• Objective: Copy out the items word for word. Begin with the first line and stop after the line that contains "hard-disk-icon[interactable] bbox=[1160, 427, 1175, 441]".

• Material provided:
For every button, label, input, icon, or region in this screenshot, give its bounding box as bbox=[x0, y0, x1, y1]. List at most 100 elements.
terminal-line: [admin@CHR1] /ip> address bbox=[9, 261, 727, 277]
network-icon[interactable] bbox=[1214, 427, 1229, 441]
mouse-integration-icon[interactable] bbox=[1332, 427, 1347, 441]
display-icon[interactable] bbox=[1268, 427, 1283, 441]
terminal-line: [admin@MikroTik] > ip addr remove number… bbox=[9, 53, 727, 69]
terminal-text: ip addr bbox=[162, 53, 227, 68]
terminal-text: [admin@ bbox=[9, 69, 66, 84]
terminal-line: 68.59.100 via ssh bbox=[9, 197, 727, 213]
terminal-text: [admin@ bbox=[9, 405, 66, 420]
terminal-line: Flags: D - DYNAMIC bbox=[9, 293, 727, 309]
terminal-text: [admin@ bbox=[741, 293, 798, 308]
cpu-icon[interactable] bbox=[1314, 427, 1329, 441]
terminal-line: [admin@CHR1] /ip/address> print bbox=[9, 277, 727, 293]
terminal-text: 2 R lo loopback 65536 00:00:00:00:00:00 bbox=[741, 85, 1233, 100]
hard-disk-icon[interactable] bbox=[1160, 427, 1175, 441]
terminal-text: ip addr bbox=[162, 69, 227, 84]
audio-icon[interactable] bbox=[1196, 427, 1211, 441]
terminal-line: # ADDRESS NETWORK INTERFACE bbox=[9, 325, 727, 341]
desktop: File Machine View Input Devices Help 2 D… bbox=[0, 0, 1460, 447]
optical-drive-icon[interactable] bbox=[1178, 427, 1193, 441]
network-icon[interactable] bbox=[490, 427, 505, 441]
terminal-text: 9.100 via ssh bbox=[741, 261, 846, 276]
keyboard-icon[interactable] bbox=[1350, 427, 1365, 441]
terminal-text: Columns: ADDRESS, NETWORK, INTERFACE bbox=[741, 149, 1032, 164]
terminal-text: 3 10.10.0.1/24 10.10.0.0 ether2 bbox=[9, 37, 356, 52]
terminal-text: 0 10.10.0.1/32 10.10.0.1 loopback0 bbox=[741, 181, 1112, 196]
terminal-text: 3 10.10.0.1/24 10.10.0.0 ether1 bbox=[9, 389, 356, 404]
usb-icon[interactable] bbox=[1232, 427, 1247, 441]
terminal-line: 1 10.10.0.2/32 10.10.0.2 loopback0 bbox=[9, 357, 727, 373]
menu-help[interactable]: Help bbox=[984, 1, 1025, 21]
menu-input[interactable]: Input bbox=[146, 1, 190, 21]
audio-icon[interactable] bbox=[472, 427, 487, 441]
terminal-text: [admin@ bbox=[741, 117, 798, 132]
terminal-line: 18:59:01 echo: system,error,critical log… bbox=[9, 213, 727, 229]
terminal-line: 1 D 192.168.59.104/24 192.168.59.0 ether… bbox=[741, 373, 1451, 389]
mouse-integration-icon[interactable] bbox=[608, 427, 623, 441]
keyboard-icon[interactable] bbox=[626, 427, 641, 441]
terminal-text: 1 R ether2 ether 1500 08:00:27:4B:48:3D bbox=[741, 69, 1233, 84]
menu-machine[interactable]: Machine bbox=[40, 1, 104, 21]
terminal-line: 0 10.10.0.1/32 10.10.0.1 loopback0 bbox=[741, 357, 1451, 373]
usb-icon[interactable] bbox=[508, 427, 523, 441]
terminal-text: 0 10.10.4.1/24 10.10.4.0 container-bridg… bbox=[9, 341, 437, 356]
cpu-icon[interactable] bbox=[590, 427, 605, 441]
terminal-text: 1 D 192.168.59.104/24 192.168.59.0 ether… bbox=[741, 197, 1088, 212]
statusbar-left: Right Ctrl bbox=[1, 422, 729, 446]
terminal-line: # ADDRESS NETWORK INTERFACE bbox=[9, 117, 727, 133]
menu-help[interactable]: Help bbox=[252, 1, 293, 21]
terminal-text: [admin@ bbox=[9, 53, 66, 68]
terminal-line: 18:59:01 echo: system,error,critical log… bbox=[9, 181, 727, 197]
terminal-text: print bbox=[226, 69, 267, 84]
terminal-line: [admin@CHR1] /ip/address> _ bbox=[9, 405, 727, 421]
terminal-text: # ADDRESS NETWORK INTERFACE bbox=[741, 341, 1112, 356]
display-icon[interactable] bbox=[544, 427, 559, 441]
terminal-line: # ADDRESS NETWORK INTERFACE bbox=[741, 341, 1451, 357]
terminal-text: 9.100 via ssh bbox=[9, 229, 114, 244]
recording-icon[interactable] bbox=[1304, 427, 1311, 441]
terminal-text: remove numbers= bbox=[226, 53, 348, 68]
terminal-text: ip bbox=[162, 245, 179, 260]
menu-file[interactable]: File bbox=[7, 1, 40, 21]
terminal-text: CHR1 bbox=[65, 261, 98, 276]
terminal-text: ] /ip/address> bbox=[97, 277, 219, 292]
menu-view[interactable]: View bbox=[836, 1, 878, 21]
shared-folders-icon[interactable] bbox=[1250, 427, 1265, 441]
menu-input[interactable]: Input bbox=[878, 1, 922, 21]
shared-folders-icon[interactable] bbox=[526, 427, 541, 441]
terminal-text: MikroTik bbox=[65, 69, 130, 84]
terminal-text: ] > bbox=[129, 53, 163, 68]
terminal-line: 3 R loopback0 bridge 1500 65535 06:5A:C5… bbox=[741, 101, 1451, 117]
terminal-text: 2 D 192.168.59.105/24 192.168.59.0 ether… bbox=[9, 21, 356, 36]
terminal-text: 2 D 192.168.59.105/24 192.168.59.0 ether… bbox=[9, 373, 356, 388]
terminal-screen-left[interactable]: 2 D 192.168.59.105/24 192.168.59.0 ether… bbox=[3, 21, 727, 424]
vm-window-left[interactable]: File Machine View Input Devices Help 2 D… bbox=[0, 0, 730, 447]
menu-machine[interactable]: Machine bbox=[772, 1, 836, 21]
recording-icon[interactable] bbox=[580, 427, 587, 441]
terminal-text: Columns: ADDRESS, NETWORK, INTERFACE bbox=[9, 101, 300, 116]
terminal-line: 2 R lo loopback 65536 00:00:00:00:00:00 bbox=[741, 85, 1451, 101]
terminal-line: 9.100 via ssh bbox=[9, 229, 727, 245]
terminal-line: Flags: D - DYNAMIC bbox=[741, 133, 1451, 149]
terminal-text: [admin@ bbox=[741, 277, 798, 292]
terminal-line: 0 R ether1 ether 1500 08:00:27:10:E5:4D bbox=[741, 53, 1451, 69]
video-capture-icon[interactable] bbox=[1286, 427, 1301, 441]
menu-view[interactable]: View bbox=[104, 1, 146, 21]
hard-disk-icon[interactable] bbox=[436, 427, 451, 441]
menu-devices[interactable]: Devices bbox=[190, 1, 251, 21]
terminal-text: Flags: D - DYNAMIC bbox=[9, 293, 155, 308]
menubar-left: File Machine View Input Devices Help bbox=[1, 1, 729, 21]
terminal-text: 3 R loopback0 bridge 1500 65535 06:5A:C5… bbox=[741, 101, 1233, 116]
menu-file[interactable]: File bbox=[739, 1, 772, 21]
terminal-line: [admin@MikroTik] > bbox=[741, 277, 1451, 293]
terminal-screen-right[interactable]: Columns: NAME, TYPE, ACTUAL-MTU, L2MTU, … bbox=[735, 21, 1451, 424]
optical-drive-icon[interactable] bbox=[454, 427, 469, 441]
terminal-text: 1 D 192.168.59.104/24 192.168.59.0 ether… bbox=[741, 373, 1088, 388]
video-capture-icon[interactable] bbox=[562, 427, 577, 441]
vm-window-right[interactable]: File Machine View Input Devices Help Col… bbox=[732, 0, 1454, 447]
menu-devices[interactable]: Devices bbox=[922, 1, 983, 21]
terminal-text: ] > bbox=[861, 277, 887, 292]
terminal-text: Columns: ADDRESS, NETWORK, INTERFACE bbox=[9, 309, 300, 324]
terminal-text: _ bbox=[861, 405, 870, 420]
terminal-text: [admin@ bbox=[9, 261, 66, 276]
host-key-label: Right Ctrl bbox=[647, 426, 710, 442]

• Completed task:
For every button, label, input, icon, or region in this screenshot, give its bounding box as bbox=[x0, y0, x1, y1]. List at most 100 elements.
terminal-line: [admin@CHR1] /ip> address bbox=[9, 261, 727, 277]
network-icon[interactable] bbox=[1214, 427, 1229, 441]
mouse-integration-icon[interactable] bbox=[1332, 427, 1347, 441]
display-icon[interactable] bbox=[1268, 427, 1283, 441]
terminal-line: [admin@MikroTik] > ip addr remove number… bbox=[9, 53, 727, 69]
terminal-text: ip addr bbox=[162, 53, 227, 68]
terminal-text: [admin@ bbox=[9, 69, 66, 84]
terminal-line: 68.59.100 via ssh bbox=[9, 197, 727, 213]
terminal-text: [admin@ bbox=[9, 405, 66, 420]
terminal-line: Flags: D - DYNAMIC bbox=[9, 293, 727, 309]
terminal-text: [admin@ bbox=[741, 293, 798, 308]
cpu-icon[interactable] bbox=[1314, 427, 1329, 441]
terminal-line: [admin@CHR1] /ip/address> print bbox=[9, 277, 727, 293]
terminal-text: 2 R lo loopback 65536 00:00:00:00:00:00 bbox=[741, 85, 1233, 100]
hard-disk-icon[interactable] bbox=[1160, 427, 1175, 441]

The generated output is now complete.